-- start Listed records --

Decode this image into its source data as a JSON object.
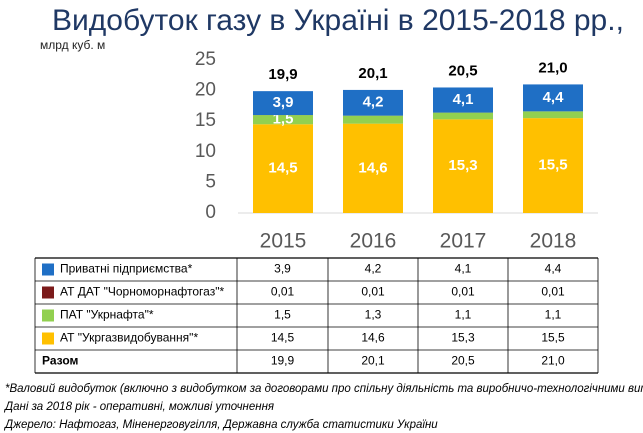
{
  "chart_data": {
    "type": "stacked-bar",
    "title": "Видобуток газу в Україні в 2015-2018 рр.,",
    "subtitle": "млрд куб. м",
    "categories": [
      "2015",
      "2016",
      "2017",
      "2018"
    ],
    "ylim": [
      0,
      25
    ],
    "yticks": [
      0,
      5,
      10,
      15,
      20,
      25
    ],
    "grid": false,
    "series": [
      {
        "name": "Приватні підприємства*",
        "color": "#1f6fc5",
        "values": [
          3.9,
          4.2,
          4.1,
          4.4
        ],
        "value_labels": [
          "3,9",
          "4,2",
          "4,1",
          "4,4"
        ]
      },
      {
        "name": "АТ ДАТ \"Чорноморнафтогаз\"*",
        "color": "#7b1a1a",
        "values": [
          0.01,
          0.01,
          0.01,
          0.01
        ],
        "value_labels": [
          "0,01",
          "0,01",
          "0,01",
          "0,01"
        ]
      },
      {
        "name": "ПАТ \"Укрнафта\"*",
        "color": "#92d050",
        "values": [
          1.5,
          1.3,
          1.1,
          1.1
        ],
        "value_labels": [
          "1,5",
          "1,3",
          "1,1",
          "1,1"
        ]
      },
      {
        "name": "АТ \"Укргазвидобування\"*",
        "color": "#ffc000",
        "values": [
          14.5,
          14.6,
          15.3,
          15.5
        ],
        "value_labels": [
          "14,5",
          "14,6",
          "15,3",
          "15,5"
        ]
      }
    ],
    "totals": {
      "name": "Разом",
      "values": [
        19.9,
        20.1,
        20.5,
        21.0
      ],
      "value_labels": [
        "19,9",
        "20,1",
        "20,5",
        "21,0"
      ]
    },
    "notes": [
      "*Валовий видобуток (включно з видобутком за договорами про спільну діяльність та виробничо-технологічними витратами)",
      "Дані за 2018 рік - оперативні, можливі уточнення",
      "Джерело: Нафтогаз, Міненерговугілля, Державна служба статистики України"
    ]
  }
}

-- end Listed records --

Set down the material exactly, every line of it, except for the pictures.

## Full solution
Decode this image into its source data as a JSON object.
{
  "chart_data": {
    "type": "stacked-bar",
    "title": "Видобуток газу в Україні в 2015-2018 рр.,",
    "subtitle": "млрд куб. м",
    "categories": [
      "2015",
      "2016",
      "2017",
      "2018"
    ],
    "ylim": [
      0,
      25
    ],
    "yticks": [
      0,
      5,
      10,
      15,
      20,
      25
    ],
    "grid": false,
    "series": [
      {
        "name": "Приватні підприємства*",
        "color": "#1f6fc5",
        "values": [
          3.9,
          4.2,
          4.1,
          4.4
        ],
        "value_labels": [
          "3,9",
          "4,2",
          "4,1",
          "4,4"
        ]
      },
      {
        "name": "АТ ДАТ \"Чорноморнафтогаз\"*",
        "color": "#7b1a1a",
        "values": [
          0.01,
          0.01,
          0.01,
          0.01
        ],
        "value_labels": [
          "0,01",
          "0,01",
          "0,01",
          "0,01"
        ]
      },
      {
        "name": "ПАТ \"Укрнафта\"*",
        "color": "#92d050",
        "values": [
          1.5,
          1.3,
          1.1,
          1.1
        ],
        "value_labels": [
          "1,5",
          "1,3",
          "1,1",
          "1,1"
        ]
      },
      {
        "name": "АТ \"Укргазвидобування\"*",
        "color": "#ffc000",
        "values": [
          14.5,
          14.6,
          15.3,
          15.5
        ],
        "value_labels": [
          "14,5",
          "14,6",
          "15,3",
          "15,5"
        ]
      }
    ],
    "totals": {
      "name": "Разом",
      "values": [
        19.9,
        20.1,
        20.5,
        21.0
      ],
      "value_labels": [
        "19,9",
        "20,1",
        "20,5",
        "21,0"
      ]
    },
    "notes": [
      "*Валовий видобуток (включно з видобутком за договорами про спільну діяльність та виробничо-технологічними витратами)",
      "Дані за 2018 рік - оперативні, можливі уточнення",
      "Джерело: Нафтогаз, Міненерговугілля, Державна служба статистики України"
    ]
  }
}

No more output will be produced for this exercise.